* Directions:
Find the lines holding the word "Draw" and collect them.

◇ ◇ ◇ ◇ ◇

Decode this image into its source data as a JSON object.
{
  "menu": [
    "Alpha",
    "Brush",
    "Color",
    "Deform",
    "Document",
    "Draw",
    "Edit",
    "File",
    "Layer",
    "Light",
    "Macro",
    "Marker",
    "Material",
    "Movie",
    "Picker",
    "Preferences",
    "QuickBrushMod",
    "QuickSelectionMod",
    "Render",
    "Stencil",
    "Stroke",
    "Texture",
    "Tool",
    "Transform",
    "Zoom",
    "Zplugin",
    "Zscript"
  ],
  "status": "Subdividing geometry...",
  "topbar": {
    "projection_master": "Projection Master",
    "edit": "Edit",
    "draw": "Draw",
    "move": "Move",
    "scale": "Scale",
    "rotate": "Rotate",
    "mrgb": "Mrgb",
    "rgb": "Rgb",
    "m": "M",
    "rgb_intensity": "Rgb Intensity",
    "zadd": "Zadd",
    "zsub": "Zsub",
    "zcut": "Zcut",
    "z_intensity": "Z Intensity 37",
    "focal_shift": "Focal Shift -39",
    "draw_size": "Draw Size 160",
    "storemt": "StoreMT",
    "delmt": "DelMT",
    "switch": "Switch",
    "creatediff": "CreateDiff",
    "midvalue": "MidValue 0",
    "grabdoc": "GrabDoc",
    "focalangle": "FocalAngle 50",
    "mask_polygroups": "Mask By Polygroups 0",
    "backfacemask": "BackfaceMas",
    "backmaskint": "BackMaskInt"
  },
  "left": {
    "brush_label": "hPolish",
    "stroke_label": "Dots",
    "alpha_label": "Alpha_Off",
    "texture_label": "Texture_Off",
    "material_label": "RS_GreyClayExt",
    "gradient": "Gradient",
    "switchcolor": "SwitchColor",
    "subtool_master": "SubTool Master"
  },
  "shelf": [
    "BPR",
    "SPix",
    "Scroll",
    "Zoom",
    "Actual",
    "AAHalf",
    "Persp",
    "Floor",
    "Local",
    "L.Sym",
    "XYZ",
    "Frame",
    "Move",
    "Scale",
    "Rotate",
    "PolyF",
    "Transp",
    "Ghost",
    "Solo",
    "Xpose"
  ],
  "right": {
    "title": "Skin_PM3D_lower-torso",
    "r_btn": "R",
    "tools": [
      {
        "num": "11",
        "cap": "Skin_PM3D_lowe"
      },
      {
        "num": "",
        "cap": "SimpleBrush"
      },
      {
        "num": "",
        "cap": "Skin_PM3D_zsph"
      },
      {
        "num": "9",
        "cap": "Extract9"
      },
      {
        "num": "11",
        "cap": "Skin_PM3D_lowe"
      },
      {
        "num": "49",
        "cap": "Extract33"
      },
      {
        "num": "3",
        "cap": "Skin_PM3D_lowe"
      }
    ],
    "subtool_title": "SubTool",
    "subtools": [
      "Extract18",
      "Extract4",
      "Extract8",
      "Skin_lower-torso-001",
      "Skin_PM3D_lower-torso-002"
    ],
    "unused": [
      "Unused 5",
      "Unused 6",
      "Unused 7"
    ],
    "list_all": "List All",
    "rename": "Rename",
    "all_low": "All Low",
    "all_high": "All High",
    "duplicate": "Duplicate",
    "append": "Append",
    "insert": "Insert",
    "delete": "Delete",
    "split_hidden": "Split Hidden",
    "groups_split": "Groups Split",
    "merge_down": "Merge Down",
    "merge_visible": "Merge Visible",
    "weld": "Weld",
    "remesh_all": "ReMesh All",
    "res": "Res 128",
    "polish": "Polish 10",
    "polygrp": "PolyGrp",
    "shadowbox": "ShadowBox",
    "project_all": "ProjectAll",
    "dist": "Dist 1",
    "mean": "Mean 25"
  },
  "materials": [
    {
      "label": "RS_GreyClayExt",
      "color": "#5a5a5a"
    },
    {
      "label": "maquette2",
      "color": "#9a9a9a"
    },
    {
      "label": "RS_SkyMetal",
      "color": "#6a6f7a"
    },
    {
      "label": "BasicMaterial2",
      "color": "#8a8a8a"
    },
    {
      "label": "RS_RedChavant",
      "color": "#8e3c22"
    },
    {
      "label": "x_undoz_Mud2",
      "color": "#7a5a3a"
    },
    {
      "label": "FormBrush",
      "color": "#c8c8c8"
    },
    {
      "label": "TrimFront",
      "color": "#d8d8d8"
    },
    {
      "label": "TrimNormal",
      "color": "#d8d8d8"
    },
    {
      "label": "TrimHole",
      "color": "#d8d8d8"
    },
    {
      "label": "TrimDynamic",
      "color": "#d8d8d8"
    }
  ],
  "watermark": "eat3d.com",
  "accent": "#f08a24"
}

◇ ◇ ◇ ◇ ◇

* Written solution:
    "Draw",
    "draw": "Draw",
    "draw_size": "Draw Size 160",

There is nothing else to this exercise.